* **Task objective**
Your task is to filter the data below down to the lines holding "Describe".

Stored records:
* * * *
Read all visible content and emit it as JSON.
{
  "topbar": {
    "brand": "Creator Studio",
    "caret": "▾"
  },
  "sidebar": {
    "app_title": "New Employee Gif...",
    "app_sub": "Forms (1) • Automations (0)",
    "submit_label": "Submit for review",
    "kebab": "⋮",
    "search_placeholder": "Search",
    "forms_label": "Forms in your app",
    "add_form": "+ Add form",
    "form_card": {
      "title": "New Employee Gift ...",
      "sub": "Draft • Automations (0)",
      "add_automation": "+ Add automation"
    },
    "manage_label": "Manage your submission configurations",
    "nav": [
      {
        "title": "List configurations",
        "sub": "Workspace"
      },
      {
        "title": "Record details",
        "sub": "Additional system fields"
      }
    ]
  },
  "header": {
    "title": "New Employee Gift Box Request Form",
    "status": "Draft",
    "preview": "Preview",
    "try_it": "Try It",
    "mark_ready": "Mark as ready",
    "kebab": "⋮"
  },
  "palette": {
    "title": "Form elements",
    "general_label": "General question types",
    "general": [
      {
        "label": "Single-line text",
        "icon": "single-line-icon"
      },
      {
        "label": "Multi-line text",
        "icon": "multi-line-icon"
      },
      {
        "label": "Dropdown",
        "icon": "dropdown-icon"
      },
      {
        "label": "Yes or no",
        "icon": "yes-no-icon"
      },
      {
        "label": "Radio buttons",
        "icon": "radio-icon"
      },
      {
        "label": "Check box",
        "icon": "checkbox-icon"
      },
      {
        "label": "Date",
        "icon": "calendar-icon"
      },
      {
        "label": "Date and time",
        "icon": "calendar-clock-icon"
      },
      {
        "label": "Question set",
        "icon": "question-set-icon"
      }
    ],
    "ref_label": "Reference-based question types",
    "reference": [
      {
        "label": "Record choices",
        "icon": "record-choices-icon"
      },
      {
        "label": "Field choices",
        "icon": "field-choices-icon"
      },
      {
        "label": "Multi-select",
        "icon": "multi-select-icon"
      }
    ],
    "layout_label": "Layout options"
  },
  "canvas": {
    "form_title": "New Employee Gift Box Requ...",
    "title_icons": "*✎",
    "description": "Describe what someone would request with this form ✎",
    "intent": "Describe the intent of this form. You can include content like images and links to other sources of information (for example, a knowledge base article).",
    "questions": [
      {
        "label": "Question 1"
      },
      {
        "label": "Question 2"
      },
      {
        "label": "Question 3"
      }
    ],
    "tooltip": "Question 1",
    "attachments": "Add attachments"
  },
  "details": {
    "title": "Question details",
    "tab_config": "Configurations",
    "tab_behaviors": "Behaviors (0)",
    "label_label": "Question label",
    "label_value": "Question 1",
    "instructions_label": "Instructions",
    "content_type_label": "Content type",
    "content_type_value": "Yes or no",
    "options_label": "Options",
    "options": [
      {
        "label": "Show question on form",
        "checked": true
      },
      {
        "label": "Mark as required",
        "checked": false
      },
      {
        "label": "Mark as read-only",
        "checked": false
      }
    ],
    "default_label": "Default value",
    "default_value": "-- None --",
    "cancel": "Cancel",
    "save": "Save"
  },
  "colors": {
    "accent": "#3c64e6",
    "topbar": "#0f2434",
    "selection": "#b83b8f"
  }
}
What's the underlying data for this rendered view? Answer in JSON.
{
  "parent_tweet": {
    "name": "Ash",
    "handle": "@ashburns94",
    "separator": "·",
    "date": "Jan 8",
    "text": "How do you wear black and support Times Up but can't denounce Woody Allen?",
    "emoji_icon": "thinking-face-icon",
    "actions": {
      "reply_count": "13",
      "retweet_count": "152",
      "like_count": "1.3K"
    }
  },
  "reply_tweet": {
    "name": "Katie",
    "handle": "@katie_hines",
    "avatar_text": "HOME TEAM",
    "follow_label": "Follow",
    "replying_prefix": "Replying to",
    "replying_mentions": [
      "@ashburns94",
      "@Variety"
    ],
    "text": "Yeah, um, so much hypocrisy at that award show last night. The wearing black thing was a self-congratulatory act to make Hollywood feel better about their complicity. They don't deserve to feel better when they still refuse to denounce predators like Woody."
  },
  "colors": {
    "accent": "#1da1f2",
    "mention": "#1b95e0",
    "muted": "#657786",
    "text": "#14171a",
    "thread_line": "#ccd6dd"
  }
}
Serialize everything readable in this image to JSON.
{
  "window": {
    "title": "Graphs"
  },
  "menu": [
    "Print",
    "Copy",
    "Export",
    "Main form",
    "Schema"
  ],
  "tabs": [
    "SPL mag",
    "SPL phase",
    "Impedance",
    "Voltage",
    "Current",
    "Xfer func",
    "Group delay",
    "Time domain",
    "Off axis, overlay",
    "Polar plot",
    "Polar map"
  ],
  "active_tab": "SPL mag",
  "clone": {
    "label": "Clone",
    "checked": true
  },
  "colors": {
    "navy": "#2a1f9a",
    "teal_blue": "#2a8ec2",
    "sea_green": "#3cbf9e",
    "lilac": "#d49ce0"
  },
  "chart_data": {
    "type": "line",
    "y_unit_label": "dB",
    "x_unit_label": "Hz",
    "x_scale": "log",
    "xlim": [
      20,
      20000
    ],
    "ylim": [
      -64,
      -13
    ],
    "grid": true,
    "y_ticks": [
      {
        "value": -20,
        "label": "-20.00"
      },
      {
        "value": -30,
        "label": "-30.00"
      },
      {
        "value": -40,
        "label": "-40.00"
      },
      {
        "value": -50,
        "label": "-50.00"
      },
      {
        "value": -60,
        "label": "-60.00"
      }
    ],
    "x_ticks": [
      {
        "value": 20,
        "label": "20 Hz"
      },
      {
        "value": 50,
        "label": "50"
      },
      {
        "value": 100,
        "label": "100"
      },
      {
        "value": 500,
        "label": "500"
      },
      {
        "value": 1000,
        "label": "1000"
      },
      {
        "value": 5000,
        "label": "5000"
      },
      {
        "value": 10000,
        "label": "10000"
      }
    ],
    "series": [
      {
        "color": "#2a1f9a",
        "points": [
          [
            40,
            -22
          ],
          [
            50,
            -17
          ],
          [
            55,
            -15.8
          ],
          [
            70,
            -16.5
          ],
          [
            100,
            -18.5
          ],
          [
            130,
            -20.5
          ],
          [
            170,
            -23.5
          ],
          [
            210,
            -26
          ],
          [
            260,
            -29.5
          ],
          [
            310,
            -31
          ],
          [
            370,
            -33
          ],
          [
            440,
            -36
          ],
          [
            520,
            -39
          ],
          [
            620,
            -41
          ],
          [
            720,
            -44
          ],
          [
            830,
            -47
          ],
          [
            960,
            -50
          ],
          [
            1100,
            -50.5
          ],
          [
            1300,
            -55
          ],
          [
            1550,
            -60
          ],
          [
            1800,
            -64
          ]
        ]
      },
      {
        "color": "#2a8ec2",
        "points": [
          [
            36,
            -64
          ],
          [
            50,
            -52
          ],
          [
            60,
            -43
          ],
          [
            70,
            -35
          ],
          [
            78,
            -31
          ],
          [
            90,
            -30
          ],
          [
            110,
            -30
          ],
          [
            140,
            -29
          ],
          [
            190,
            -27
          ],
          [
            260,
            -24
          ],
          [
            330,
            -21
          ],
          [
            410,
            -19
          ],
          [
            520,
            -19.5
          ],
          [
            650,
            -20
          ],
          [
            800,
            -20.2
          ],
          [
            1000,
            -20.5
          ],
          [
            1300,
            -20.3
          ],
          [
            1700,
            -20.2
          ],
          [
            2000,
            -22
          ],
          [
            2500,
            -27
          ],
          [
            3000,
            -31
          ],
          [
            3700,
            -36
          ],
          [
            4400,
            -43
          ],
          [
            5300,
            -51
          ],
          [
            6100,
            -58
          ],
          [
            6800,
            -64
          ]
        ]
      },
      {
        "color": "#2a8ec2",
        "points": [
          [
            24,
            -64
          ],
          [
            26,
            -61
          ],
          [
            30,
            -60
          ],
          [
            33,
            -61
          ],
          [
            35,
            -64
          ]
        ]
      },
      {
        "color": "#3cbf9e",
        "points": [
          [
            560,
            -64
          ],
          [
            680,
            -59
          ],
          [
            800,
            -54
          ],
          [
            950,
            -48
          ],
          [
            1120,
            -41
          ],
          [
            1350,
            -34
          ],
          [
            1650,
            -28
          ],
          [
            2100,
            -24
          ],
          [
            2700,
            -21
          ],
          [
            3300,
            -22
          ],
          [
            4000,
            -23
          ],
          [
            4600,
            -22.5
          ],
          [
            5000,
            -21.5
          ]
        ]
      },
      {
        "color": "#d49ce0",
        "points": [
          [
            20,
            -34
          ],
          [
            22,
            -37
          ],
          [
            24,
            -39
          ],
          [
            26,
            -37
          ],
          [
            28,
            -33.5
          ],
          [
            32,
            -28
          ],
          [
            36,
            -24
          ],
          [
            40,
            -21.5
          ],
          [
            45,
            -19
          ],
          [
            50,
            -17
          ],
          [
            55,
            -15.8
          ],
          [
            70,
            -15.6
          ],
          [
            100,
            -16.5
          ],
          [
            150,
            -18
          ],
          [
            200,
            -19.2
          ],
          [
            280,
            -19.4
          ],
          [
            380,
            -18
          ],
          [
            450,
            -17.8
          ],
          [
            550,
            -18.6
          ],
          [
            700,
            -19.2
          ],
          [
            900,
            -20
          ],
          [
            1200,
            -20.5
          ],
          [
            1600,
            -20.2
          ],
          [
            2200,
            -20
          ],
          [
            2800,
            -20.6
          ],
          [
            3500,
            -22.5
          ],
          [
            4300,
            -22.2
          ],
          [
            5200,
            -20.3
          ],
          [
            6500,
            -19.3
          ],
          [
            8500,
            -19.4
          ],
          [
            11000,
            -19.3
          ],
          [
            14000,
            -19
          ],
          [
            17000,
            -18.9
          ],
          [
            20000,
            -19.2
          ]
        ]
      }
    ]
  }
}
* * * *
* **Response**
    "description": "Describe what someone would request with this form ✎",
    "intent": "Describe the intent of this form. You can include content like images and links to other sources of information (for example, a knowledge base article).",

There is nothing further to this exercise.